▶ DATA LISTING:
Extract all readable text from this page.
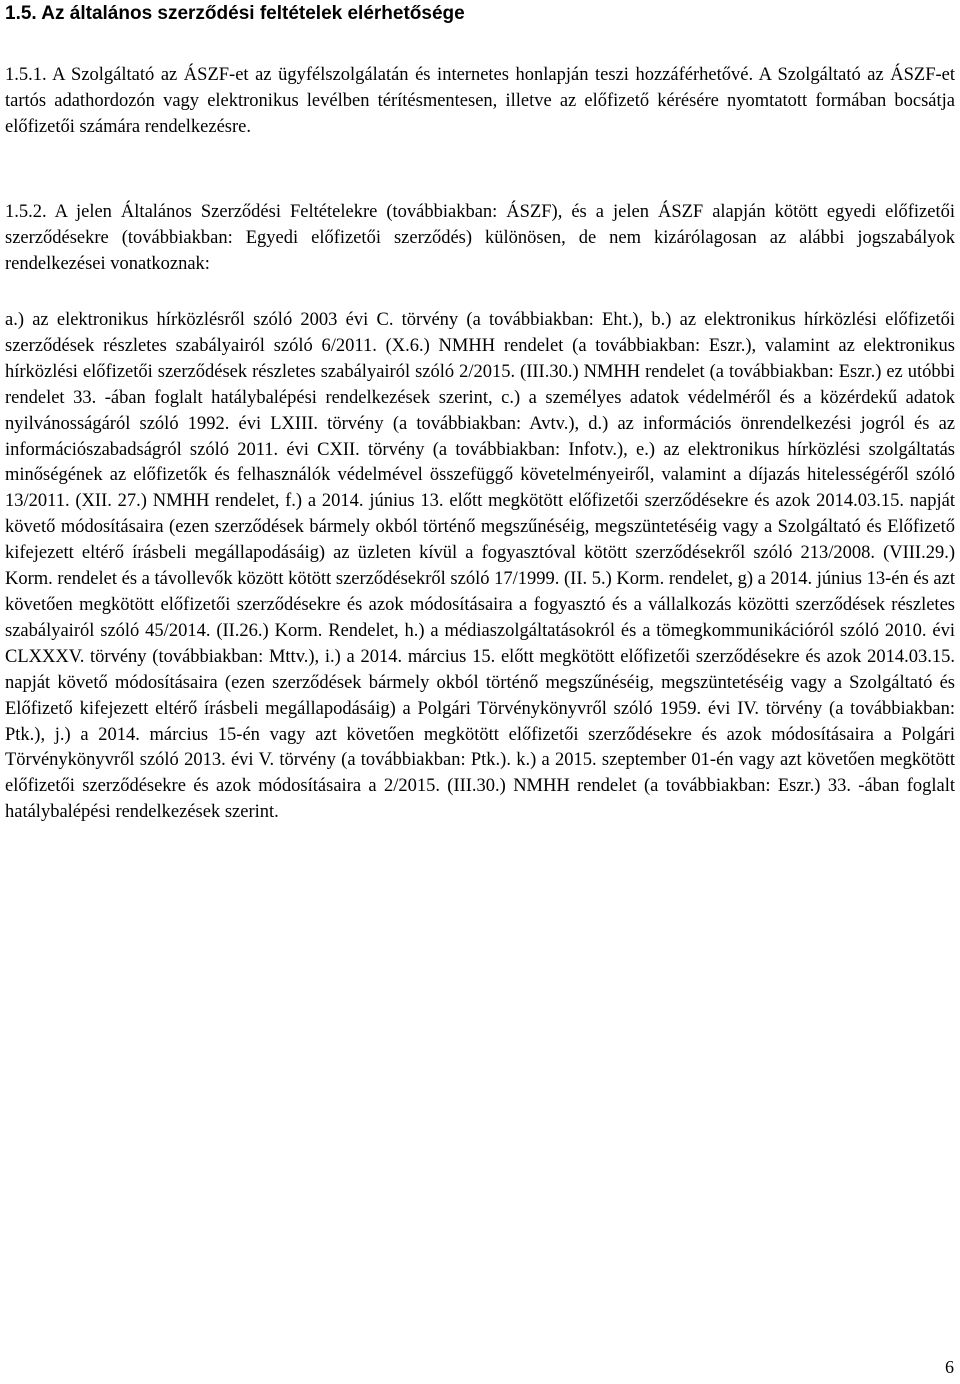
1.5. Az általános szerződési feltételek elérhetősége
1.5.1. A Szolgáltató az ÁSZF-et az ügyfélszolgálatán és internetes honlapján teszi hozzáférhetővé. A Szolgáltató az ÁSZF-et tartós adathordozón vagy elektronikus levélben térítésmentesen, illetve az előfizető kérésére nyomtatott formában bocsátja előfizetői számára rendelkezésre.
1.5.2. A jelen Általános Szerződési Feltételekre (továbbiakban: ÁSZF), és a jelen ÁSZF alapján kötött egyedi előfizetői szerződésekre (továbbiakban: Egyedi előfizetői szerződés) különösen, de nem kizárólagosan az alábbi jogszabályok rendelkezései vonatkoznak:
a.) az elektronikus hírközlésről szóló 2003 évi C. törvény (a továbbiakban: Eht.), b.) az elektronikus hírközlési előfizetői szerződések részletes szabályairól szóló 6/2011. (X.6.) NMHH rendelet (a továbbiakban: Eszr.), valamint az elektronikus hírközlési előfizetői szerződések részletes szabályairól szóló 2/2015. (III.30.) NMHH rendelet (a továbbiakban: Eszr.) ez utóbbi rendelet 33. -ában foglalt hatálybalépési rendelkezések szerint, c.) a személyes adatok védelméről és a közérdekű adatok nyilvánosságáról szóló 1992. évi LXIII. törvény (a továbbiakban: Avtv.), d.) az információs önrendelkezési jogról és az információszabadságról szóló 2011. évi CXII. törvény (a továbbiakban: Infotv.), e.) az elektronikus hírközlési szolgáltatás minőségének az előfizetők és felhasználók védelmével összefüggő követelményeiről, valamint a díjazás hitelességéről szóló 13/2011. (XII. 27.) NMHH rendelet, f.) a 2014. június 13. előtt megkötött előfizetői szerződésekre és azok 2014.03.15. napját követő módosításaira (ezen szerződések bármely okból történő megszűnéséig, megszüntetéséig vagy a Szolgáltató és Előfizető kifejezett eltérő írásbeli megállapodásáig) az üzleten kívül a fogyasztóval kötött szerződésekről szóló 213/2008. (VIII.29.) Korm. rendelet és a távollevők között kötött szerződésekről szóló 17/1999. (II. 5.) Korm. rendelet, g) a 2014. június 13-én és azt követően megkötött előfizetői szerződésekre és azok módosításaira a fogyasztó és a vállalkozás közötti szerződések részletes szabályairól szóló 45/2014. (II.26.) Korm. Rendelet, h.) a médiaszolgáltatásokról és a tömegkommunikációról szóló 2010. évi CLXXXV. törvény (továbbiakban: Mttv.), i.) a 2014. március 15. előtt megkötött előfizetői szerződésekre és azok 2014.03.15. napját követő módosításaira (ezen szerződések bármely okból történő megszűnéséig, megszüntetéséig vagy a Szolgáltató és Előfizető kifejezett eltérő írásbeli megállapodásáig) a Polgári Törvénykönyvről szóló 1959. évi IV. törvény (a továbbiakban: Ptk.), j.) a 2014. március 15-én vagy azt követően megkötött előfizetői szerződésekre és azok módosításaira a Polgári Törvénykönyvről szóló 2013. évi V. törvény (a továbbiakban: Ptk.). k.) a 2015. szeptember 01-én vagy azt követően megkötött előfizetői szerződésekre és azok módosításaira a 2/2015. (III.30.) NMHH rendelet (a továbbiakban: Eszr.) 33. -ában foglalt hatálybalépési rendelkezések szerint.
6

==

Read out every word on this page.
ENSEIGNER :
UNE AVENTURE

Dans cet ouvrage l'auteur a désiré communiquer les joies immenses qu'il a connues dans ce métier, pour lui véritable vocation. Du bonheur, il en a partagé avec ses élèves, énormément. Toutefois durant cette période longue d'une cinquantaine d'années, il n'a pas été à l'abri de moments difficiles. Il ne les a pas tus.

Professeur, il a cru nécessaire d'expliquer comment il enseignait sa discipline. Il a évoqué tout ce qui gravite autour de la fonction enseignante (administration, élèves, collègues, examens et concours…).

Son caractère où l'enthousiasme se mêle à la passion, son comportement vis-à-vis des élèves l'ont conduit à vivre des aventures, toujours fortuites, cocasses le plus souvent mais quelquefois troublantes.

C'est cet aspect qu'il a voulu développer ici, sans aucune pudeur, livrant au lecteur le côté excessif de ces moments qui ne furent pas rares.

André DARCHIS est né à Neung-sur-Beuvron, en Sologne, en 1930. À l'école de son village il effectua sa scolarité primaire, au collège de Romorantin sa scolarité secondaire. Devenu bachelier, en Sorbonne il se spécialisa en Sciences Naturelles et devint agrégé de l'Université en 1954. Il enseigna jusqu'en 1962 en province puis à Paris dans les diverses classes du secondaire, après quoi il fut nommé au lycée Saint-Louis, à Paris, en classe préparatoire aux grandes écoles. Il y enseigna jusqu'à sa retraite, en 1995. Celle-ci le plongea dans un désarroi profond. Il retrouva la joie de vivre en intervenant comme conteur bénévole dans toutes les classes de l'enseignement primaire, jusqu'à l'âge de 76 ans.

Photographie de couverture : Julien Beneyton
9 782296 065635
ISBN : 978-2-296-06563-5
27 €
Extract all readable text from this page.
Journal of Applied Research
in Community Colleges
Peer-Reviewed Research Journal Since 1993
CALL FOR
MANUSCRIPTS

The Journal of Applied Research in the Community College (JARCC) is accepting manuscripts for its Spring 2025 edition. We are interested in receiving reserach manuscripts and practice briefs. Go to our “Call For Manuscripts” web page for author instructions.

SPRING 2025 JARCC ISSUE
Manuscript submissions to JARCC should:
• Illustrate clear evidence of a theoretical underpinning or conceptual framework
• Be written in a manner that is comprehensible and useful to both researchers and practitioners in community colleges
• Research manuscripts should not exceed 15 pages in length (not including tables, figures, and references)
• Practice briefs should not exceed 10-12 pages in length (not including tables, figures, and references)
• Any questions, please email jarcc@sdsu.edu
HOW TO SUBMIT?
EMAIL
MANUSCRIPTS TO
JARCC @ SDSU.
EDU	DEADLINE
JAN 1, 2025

▶ DIRECTIVE:
Give the number of lines where the string "ÁSZF" occurs, without any further text.

▶ OUTPUT:
2